_Available records_
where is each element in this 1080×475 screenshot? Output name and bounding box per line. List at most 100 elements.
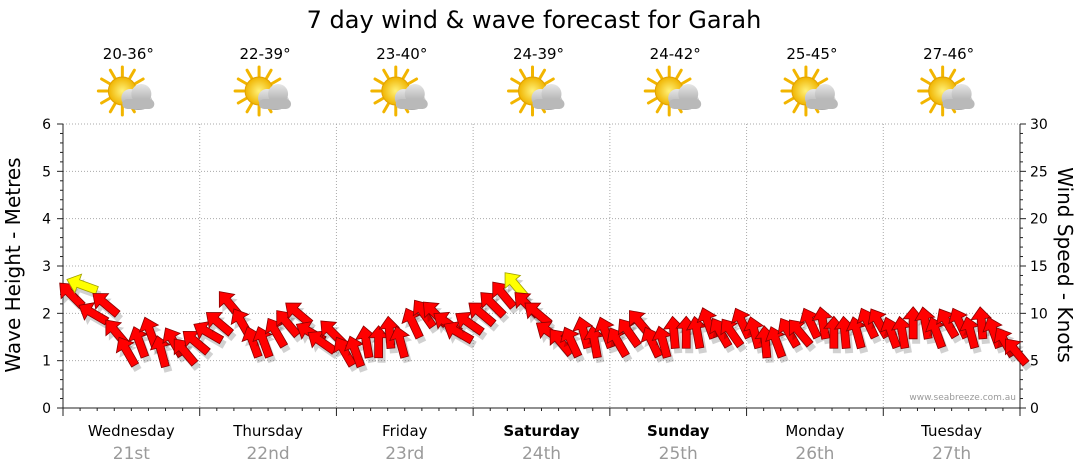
x-axis-labels: Wednesday 21st Thursday 22nd Friday 23rd Satur… [88,422,982,464]
wind-arrow [524,302,553,328]
sun-ray [236,97,248,105]
day-date: 22nd [246,444,289,464]
wind-arrow [560,326,583,359]
wind-arrow [78,302,110,326]
wind-arrow [59,282,86,310]
sun-ray [920,97,932,105]
weather-row: 20-36° 22-39° 23-40° 24-39° 24-42° 25-45° 27-4… [96,45,975,117]
wind-series [59,272,1033,373]
wind-arrow [307,330,338,355]
wind-arrow [115,336,140,368]
sun-ray [108,68,117,80]
day-name: Wednesday [88,422,175,440]
temperature-range: 27-46° [923,45,974,63]
sun-ray [382,102,390,114]
day-date: 24th [522,444,561,464]
sun-ray [929,102,937,114]
sun-ray [655,102,664,114]
wind-arrow [193,321,225,345]
wind-arrow [468,302,497,328]
wind-arrow [651,325,673,359]
sun-ray [108,102,117,114]
temperature-range: 20-36° [103,45,154,63]
wind-arrow [455,311,485,336]
wind-arrow [720,318,745,349]
cloud [669,99,702,109]
wind-arrow [480,292,507,319]
sun-ray [543,77,555,85]
y-tick-label-right: 15 [1030,259,1048,275]
sun-ray [948,68,957,80]
y-tick-label-right: 0 [1030,401,1039,417]
sun-ray [236,77,248,85]
wind-arrow [343,335,366,369]
wind-arrow [789,319,814,348]
temperature-range: 23-40° [376,45,427,63]
axes: 0 1 2 3 4 5 6 0 5 10 15 20 25 30 [42,117,1048,417]
day-name: Sunday [647,422,710,440]
temperature-range: 22-39° [240,45,291,63]
sun-ray [675,68,683,80]
sun-ray [373,77,385,85]
day-name: Friday [382,422,428,440]
sun-ray [680,77,692,85]
y-tick-label-left: 4 [42,212,51,228]
cloud [942,99,975,109]
sun-ray [100,97,111,105]
y-tick-label-right: 10 [1030,306,1048,322]
cloud [122,99,155,109]
y-tick-label-left: 0 [42,401,51,417]
y-axis-right-label: Wind Speed - Knots [1053,167,1077,363]
wind-arrow [914,306,936,340]
sun-ray [646,97,658,105]
sun-ray [100,77,111,85]
day-name: Monday [785,422,844,440]
y-tick-label-right: 20 [1030,212,1048,228]
sun-ray [510,97,522,105]
wind-arrow [662,315,685,349]
partly-cloudy-sun-icon [780,65,838,117]
partly-cloudy-sun-icon [507,65,565,117]
y-tick-label-right: 30 [1030,117,1048,133]
sun-ray [265,68,273,80]
wind-arrow [205,312,235,337]
y-tick-label-left: 5 [42,164,51,180]
wind-arrow [492,281,517,310]
cloud [805,99,838,109]
partly-cloudy-sun-icon [643,65,702,117]
wind-arrow [378,315,401,349]
day-name: Tuesday [920,422,982,440]
sun-ray [519,102,527,114]
wind-arrow [354,325,377,359]
sun-ray [133,77,145,85]
sun-ray [373,97,385,105]
wind-arrow [92,293,121,318]
day-date: 21st [113,444,150,464]
day-date: 26th [795,444,834,464]
wind-arrow [1005,338,1030,367]
sun-ray [792,102,800,114]
sun-ray [270,77,282,85]
sun-ray [954,77,965,85]
y-axis-left-label: Wave Height - Metres [1,157,25,372]
wind-arrow [765,326,787,359]
sun-ray [929,68,937,80]
wind-arrow [252,326,274,359]
wind-arrow [367,325,390,359]
y-tick-label-left: 3 [42,259,51,275]
y-tick-label-left: 1 [42,354,51,370]
wind-arrow [264,317,289,349]
wind-arrow [66,273,99,295]
sun-ray [792,68,800,80]
partly-cloudy-sun-icon [233,65,292,117]
day-date: 27th [932,444,971,464]
grid [63,123,1020,408]
partly-cloudy-sun-icon [370,65,428,117]
wind-arrow [936,308,960,340]
sun-ray [783,77,795,85]
wind-arrow [606,327,630,359]
wind-arrow [811,306,833,340]
sun-ray [783,97,795,105]
wind-arrow [890,315,913,350]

_Problem details_
Express the lines of the records from the line with "x-axis-labels: Wednesday 21st" up to and including the line with "sun-ray [929,102,937,114]" as a Markdown table with the columns Row and Line, leaving out blank lines.

_Answer to this task_
| Row | Line |
|---|---|
| 1 | x-axis-labels: Wednesday 21st Thursday 22nd Friday 23rd Satur… [88,422,982,464] |
| 2 | wind-arrow [524,302,553,328] |
| 3 | sun-ray [236,97,248,105] |
| 4 | day-date: 22nd [246,444,289,464] |
| 5 | wind-arrow [560,326,583,359] |
| 6 | wind-arrow [78,302,110,326] |
| 7 | wind-arrow [59,282,86,310] |
| 8 | sun-ray [920,97,932,105] |
| 9 | weather-row: 20-36° 22-39° 23-40° 24-39° 24-42° 25-45° 27-4… [96,45,975,117] |
| 10 | wind-series [59,272,1033,373] |
| 11 | wind-arrow [307,330,338,355] |
| 12 | wind-arrow [115,336,140,368] |
| 13 | sun-ray [108,68,117,80] |
| 14 | day-name: Wednesday [88,422,175,440] |
| 15 | temperature-range: 27-46° [923,45,974,63] |
| 16 | sun-ray [382,102,390,114] |
| 17 | day-date: 24th [522,444,561,464] |
| 18 | sun-ray [929,102,937,114] |